The data below must be copied in full and without any change.

*Material shown*

******

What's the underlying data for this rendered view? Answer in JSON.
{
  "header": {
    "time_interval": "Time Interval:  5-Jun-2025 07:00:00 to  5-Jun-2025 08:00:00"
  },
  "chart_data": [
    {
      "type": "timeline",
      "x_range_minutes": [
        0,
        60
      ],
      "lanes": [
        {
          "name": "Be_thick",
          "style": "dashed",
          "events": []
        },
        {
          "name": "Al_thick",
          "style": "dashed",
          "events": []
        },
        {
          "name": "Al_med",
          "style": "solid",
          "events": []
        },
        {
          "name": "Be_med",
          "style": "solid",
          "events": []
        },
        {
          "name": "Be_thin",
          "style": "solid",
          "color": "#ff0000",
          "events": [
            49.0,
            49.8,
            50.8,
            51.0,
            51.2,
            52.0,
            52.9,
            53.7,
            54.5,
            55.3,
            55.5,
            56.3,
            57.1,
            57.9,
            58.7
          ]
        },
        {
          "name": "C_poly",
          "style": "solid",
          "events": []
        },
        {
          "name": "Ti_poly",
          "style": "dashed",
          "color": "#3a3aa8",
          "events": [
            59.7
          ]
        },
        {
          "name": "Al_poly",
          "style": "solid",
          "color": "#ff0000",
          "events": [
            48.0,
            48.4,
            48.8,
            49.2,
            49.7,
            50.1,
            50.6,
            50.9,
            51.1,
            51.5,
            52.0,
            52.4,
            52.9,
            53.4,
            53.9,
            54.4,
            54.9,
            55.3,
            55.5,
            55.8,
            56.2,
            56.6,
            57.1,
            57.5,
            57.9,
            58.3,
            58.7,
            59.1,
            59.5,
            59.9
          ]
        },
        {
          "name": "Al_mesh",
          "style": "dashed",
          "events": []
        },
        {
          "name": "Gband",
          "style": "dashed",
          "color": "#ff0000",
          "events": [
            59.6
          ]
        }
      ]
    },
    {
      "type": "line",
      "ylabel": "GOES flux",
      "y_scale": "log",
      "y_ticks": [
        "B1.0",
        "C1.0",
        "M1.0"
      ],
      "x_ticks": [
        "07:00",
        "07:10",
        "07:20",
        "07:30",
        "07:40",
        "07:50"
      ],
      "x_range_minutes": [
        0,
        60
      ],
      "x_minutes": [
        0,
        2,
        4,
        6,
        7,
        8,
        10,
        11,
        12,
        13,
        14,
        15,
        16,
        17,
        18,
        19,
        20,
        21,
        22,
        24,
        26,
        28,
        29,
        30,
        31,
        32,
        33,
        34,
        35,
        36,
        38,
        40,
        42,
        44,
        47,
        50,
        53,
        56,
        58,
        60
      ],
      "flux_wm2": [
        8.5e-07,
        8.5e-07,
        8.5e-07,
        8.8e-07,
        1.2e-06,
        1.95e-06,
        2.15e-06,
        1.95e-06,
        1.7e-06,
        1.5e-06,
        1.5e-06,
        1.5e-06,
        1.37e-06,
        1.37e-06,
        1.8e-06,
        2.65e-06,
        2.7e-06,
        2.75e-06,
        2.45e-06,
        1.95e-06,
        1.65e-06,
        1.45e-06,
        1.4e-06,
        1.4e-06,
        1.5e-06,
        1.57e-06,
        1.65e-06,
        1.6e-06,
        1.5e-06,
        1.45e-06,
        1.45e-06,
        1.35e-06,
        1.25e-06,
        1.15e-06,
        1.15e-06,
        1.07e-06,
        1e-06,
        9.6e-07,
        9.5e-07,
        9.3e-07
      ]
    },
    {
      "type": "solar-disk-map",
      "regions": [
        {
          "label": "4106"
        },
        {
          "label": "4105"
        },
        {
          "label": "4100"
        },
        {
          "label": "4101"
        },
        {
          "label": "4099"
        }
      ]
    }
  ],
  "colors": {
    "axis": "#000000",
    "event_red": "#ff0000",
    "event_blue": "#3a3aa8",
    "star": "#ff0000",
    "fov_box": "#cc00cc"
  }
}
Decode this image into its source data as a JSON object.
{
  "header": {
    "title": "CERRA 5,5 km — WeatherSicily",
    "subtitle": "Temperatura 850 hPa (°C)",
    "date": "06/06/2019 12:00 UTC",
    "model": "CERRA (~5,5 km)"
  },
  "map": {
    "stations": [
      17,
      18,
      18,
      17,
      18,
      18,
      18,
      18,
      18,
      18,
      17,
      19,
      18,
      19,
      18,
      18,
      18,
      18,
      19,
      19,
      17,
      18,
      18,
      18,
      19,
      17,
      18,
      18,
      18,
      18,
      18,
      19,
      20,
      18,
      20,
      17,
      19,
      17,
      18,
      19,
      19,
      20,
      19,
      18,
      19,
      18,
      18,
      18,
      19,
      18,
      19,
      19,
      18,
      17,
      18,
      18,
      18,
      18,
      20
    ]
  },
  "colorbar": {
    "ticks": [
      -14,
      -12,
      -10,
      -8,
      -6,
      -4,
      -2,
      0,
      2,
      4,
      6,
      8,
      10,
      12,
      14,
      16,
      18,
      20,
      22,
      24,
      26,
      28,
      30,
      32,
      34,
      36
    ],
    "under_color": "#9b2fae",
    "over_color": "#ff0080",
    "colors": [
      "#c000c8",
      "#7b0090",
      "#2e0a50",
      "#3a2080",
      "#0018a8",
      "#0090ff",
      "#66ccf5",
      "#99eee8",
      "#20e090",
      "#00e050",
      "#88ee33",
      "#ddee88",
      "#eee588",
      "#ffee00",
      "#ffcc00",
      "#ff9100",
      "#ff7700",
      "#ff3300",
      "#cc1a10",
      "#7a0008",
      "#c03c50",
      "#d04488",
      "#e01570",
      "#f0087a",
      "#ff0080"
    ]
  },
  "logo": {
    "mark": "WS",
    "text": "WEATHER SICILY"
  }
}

******

*The solution*
What's the underlying data for this rendered view? Answer in JSON.
{
  "header": {
    "time_interval": "Time Interval:  5-Jun-2025 07:00:00 to  5-Jun-2025 08:00:00"
  },
  "chart_data": [
    {
      "type": "timeline",
      "x_range_minutes": [
        0,
        60
      ],
      "lanes": [
        {
          "name": "Be_thick",
          "style": "dashed",
          "events": []
        },
        {
          "name": "Al_thick",
          "style": "dashed",
          "events": []
        },
        {
          "name": "Al_med",
          "style": "solid",
          "events": []
        },
        {
          "name": "Be_med",
          "style": "solid",
          "events": []
        },
        {
          "name": "Be_thin",
          "style": "solid",
          "color": "#ff0000",
          "events": [
            49.0,
            49.8,
            50.8,
            51.0,
            51.2,
            52.0,
            52.9,
            53.7,
            54.5,
            55.3,
            55.5,
            56.3,
            57.1,
            57.9,
            58.7
          ]
        },
        {
          "name": "C_poly",
          "style": "solid",
          "events": []
        },
        {
          "name": "Ti_poly",
          "style": "dashed",
          "color": "#3a3aa8",
          "events": [
            59.7
          ]
        },
        {
          "name": "Al_poly",
          "style": "solid",
          "color": "#ff0000",
          "events": [
            48.0,
            48.4,
            48.8,
            49.2,
            49.7,
            50.1,
            50.6,
            50.9,
            51.1,
            51.5,
            52.0,
            52.4,
            52.9,
            53.4,
            53.9,
            54.4,
            54.9,
            55.3,
            55.5,
            55.8,
            56.2,
            56.6,
            57.1,
            57.5,
            57.9,
            58.3,
            58.7,
            59.1,
            59.5,
            59.9
          ]
        },
        {
          "name": "Al_mesh",
          "style": "dashed",
          "events": []
        },
        {
          "name": "Gband",
          "style": "dashed",
          "color": "#ff0000",
          "events": [
            59.6
          ]
        }
      ]
    },
    {
      "type": "line",
      "ylabel": "GOES flux",
      "y_scale": "log",
      "y_ticks": [
        "B1.0",
        "C1.0",
        "M1.0"
      ],
      "x_ticks": [
        "07:00",
        "07:10",
        "07:20",
        "07:30",
        "07:40",
        "07:50"
      ],
      "x_range_minutes": [
        0,
        60
      ],
      "x_minutes": [
        0,
        2,
        4,
        6,
        7,
        8,
        10,
        11,
        12,
        13,
        14,
        15,
        16,
        17,
        18,
        19,
        20,
        21,
        22,
        24,
        26,
        28,
        29,
        30,
        31,
        32,
        33,
        34,
        35,
        36,
        38,
        40,
        42,
        44,
        47,
        50,
        53,
        56,
        58,
        60
      ],
      "flux_wm2": [
        8.5e-07,
        8.5e-07,
        8.5e-07,
        8.8e-07,
        1.2e-06,
        1.95e-06,
        2.15e-06,
        1.95e-06,
        1.7e-06,
        1.5e-06,
        1.5e-06,
        1.5e-06,
        1.37e-06,
        1.37e-06,
        1.8e-06,
        2.65e-06,
        2.7e-06,
        2.75e-06,
        2.45e-06,
        1.95e-06,
        1.65e-06,
        1.45e-06,
        1.4e-06,
        1.4e-06,
        1.5e-06,
        1.57e-06,
        1.65e-06,
        1.6e-06,
        1.5e-06,
        1.45e-06,
        1.45e-06,
        1.35e-06,
        1.25e-06,
        1.15e-06,
        1.15e-06,
        1.07e-06,
        1e-06,
        9.6e-07,
        9.5e-07,
        9.3e-07
      ]
    },
    {
      "type": "solar-disk-map",
      "regions": [
        {
          "label": "4106"
        },
        {
          "label": "4105"
        },
        {
          "label": "4100"
        },
        {
          "label": "4101"
        },
        {
          "label": "4099"
        }
      ]
    }
  ],
  "colors": {
    "axis": "#000000",
    "event_red": "#ff0000",
    "event_blue": "#3a3aa8",
    "star": "#ff0000",
    "fov_box": "#cc00cc"
  }
}
Decode this image into its source data as a JSON object.
{
  "header": {
    "title": "CERRA 5,5 km — WeatherSicily",
    "subtitle": "Temperatura 850 hPa (°C)",
    "date": "06/06/2019 12:00 UTC",
    "model": "CERRA (~5,5 km)"
  },
  "map": {
    "stations": [
      17,
      18,
      18,
      17,
      18,
      18,
      18,
      18,
      18,
      18,
      17,
      19,
      18,
      19,
      18,
      18,
      18,
      18,
      19,
      19,
      17,
      18,
      18,
      18,
      19,
      17,
      18,
      18,
      18,
      18,
      18,
      19,
      20,
      18,
      20,
      17,
      19,
      17,
      18,
      19,
      19,
      20,
      19,
      18,
      19,
      18,
      18,
      18,
      19,
      18,
      19,
      19,
      18,
      17,
      18,
      18,
      18,
      18,
      20
    ]
  },
  "colorbar": {
    "ticks": [
      -14,
      -12,
      -10,
      -8,
      -6,
      -4,
      -2,
      0,
      2,
      4,
      6,
      8,
      10,
      12,
      14,
      16,
      18,
      20,
      22,
      24,
      26,
      28,
      30,
      32,
      34,
      36
    ],
    "under_color": "#9b2fae",
    "over_color": "#ff0080",
    "colors": [
      "#c000c8",
      "#7b0090",
      "#2e0a50",
      "#3a2080",
      "#0018a8",
      "#0090ff",
      "#66ccf5",
      "#99eee8",
      "#20e090",
      "#00e050",
      "#88ee33",
      "#ddee88",
      "#eee588",
      "#ffee00",
      "#ffcc00",
      "#ff9100",
      "#ff7700",
      "#ff3300",
      "#cc1a10",
      "#7a0008",
      "#c03c50",
      "#d04488",
      "#e01570",
      "#f0087a",
      "#ff0080"
    ]
  },
  "logo": {
    "mark": "WS",
    "text": "WEATHER SICILY"
  }
}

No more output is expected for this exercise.